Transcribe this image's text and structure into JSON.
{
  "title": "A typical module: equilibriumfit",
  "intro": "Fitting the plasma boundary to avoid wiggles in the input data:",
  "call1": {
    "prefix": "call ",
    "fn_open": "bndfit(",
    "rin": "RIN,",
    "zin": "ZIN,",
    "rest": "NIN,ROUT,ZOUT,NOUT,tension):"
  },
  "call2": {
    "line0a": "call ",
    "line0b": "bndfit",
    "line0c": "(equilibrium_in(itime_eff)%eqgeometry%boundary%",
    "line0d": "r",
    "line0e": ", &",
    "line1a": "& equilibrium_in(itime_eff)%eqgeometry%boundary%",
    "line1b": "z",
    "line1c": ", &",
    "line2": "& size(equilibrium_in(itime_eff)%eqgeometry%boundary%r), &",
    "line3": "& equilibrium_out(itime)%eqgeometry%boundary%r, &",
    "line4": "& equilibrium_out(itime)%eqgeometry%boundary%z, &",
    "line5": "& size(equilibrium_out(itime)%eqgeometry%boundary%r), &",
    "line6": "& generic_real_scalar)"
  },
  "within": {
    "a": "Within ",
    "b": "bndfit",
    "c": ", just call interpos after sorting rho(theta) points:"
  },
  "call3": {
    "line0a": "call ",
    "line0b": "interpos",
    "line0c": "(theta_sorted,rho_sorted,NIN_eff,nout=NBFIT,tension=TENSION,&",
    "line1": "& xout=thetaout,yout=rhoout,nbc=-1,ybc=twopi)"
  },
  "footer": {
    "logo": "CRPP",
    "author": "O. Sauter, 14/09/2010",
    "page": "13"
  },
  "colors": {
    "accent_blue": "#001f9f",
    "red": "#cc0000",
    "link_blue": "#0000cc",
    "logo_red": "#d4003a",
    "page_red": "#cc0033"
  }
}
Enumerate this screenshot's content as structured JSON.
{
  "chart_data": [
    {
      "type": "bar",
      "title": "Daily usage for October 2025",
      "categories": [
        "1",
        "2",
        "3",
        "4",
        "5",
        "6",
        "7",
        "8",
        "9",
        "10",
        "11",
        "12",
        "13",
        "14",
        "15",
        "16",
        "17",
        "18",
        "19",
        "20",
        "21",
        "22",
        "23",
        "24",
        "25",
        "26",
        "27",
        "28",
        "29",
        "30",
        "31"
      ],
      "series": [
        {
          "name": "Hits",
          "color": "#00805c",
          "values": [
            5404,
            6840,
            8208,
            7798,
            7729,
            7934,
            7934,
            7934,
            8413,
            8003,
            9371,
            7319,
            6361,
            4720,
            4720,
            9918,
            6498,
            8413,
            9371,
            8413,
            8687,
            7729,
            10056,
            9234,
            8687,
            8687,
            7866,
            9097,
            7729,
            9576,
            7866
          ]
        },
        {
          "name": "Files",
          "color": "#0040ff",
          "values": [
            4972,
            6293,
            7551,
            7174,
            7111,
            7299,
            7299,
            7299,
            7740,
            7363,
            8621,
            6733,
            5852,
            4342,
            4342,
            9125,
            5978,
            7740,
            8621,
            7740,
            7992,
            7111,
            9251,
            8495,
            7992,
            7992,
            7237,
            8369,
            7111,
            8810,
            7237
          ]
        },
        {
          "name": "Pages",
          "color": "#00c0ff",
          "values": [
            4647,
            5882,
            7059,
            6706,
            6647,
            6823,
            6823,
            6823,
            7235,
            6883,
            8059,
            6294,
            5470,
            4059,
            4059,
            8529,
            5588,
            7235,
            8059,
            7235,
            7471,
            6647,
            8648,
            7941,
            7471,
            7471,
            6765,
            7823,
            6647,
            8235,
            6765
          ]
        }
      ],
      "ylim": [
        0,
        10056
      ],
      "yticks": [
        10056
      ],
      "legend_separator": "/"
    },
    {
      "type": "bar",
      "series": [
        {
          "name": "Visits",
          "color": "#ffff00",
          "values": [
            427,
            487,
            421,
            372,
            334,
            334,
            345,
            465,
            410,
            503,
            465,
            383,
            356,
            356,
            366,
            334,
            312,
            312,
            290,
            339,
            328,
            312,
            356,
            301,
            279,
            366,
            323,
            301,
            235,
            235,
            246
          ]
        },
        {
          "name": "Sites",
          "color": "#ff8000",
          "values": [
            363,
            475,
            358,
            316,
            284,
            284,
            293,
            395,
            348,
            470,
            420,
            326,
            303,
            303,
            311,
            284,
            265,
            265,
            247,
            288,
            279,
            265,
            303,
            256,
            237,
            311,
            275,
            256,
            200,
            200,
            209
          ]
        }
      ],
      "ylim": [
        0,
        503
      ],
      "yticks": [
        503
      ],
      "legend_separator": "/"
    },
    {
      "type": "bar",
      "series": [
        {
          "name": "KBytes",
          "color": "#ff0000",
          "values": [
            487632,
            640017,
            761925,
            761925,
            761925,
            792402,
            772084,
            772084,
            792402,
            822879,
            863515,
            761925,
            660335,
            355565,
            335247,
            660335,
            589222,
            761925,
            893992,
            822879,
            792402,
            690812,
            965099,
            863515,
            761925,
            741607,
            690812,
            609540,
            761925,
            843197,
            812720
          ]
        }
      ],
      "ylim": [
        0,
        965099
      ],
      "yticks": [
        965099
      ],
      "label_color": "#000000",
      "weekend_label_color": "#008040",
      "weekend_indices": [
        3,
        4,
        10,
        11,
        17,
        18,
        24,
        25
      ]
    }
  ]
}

------------------------------------------------------------

Retype every record above exactly as it appears.

**REPLY:**
Transcribe this image's text and structure into JSON.
{
  "title": "A typical module: equilibriumfit",
  "intro": "Fitting the plasma boundary to avoid wiggles in the input data:",
  "call1": {
    "prefix": "call ",
    "fn_open": "bndfit(",
    "rin": "RIN,",
    "zin": "ZIN,",
    "rest": "NIN,ROUT,ZOUT,NOUT,tension):"
  },
  "call2": {
    "line0a": "call ",
    "line0b": "bndfit",
    "line0c": "(equilibrium_in(itime_eff)%eqgeometry%boundary%",
    "line0d": "r",
    "line0e": ", &",
    "line1a": "& equilibrium_in(itime_eff)%eqgeometry%boundary%",
    "line1b": "z",
    "line1c": ", &",
    "line2": "& size(equilibrium_in(itime_eff)%eqgeometry%boundary%r), &",
    "line3": "& equilibrium_out(itime)%eqgeometry%boundary%r, &",
    "line4": "& equilibrium_out(itime)%eqgeometry%boundary%z, &",
    "line5": "& size(equilibrium_out(itime)%eqgeometry%boundary%r), &",
    "line6": "& generic_real_scalar)"
  },
  "within": {
    "a": "Within ",
    "b": "bndfit",
    "c": ", just call interpos after sorting rho(theta) points:"
  },
  "call3": {
    "line0a": "call ",
    "line0b": "interpos",
    "line0c": "(theta_sorted,rho_sorted,NIN_eff,nout=NBFIT,tension=TENSION,&",
    "line1": "& xout=thetaout,yout=rhoout,nbc=-1,ybc=twopi)"
  },
  "footer": {
    "logo": "CRPP",
    "author": "O. Sauter, 14/09/2010",
    "page": "13"
  },
  "colors": {
    "accent_blue": "#001f9f",
    "red": "#cc0000",
    "link_blue": "#0000cc",
    "logo_red": "#d4003a",
    "page_red": "#cc0033"
  }
}
Enumerate this screenshot's content as structured JSON.
{
  "chart_data": [
    {
      "type": "bar",
      "title": "Daily usage for October 2025",
      "categories": [
        "1",
        "2",
        "3",
        "4",
        "5",
        "6",
        "7",
        "8",
        "9",
        "10",
        "11",
        "12",
        "13",
        "14",
        "15",
        "16",
        "17",
        "18",
        "19",
        "20",
        "21",
        "22",
        "23",
        "24",
        "25",
        "26",
        "27",
        "28",
        "29",
        "30",
        "31"
      ],
      "series": [
        {
          "name": "Hits",
          "color": "#00805c",
          "values": [
            5404,
            6840,
            8208,
            7798,
            7729,
            7934,
            7934,
            7934,
            8413,
            8003,
            9371,
            7319,
            6361,
            4720,
            4720,
            9918,
            6498,
            8413,
            9371,
            8413,
            8687,
            7729,
            10056,
            9234,
            8687,
            8687,
            7866,
            9097,
            7729,
            9576,
            7866
          ]
        },
        {
          "name": "Files",
          "color": "#0040ff",
          "values": [
            4972,
            6293,
            7551,
            7174,
            7111,
            7299,
            7299,
            7299,
            7740,
            7363,
            8621,
            6733,
            5852,
            4342,
            4342,
            9125,
            5978,
            7740,
            8621,
            7740,
            7992,
            7111,
            9251,
            8495,
            7992,
            7992,
            7237,
            8369,
            7111,
            8810,
            7237
          ]
        },
        {
          "name": "Pages",
          "color": "#00c0ff",
          "values": [
            4647,
            5882,
            7059,
            6706,
            6647,
            6823,
            6823,
            6823,
            7235,
            6883,
            8059,
            6294,
            5470,
            4059,
            4059,
            8529,
            5588,
            7235,
            8059,
            7235,
            7471,
            6647,
            8648,
            7941,
            7471,
            7471,
            6765,
            7823,
            6647,
            8235,
            6765
          ]
        }
      ],
      "ylim": [
        0,
        10056
      ],
      "yticks": [
        10056
      ],
      "legend_separator": "/"
    },
    {
      "type": "bar",
      "series": [
        {
          "name": "Visits",
          "color": "#ffff00",
          "values": [
            427,
            487,
            421,
            372,
            334,
            334,
            345,
            465,
            410,
            503,
            465,
            383,
            356,
            356,
            366,
            334,
            312,
            312,
            290,
            339,
            328,
            312,
            356,
            301,
            279,
            366,
            323,
            301,
            235,
            235,
            246
          ]
        },
        {
          "name": "Sites",
          "color": "#ff8000",
          "values": [
            363,
            475,
            358,
            316,
            284,
            284,
            293,
            395,
            348,
            470,
            420,
            326,
            303,
            303,
            311,
            284,
            265,
            265,
            247,
            288,
            279,
            265,
            303,
            256,
            237,
            311,
            275,
            256,
            200,
            200,
            209
          ]
        }
      ],
      "ylim": [
        0,
        503
      ],
      "yticks": [
        503
      ],
      "legend_separator": "/"
    },
    {
      "type": "bar",
      "series": [
        {
          "name": "KBytes",
          "color": "#ff0000",
          "values": [
            487632,
            640017,
            761925,
            761925,
            761925,
            792402,
            772084,
            772084,
            792402,
            822879,
            863515,
            761925,
            660335,
            355565,
            335247,
            660335,
            589222,
            761925,
            893992,
            822879,
            792402,
            690812,
            965099,
            863515,
            761925,
            741607,
            690812,
            609540,
            761925,
            843197,
            812720
          ]
        }
      ],
      "ylim": [
        0,
        965099
      ],
      "yticks": [
        965099
      ],
      "label_color": "#000000",
      "weekend_label_color": "#008040",
      "weekend_indices": [
        3,
        4,
        10,
        11,
        17,
        18,
        24,
        25
      ]
    }
  ]
}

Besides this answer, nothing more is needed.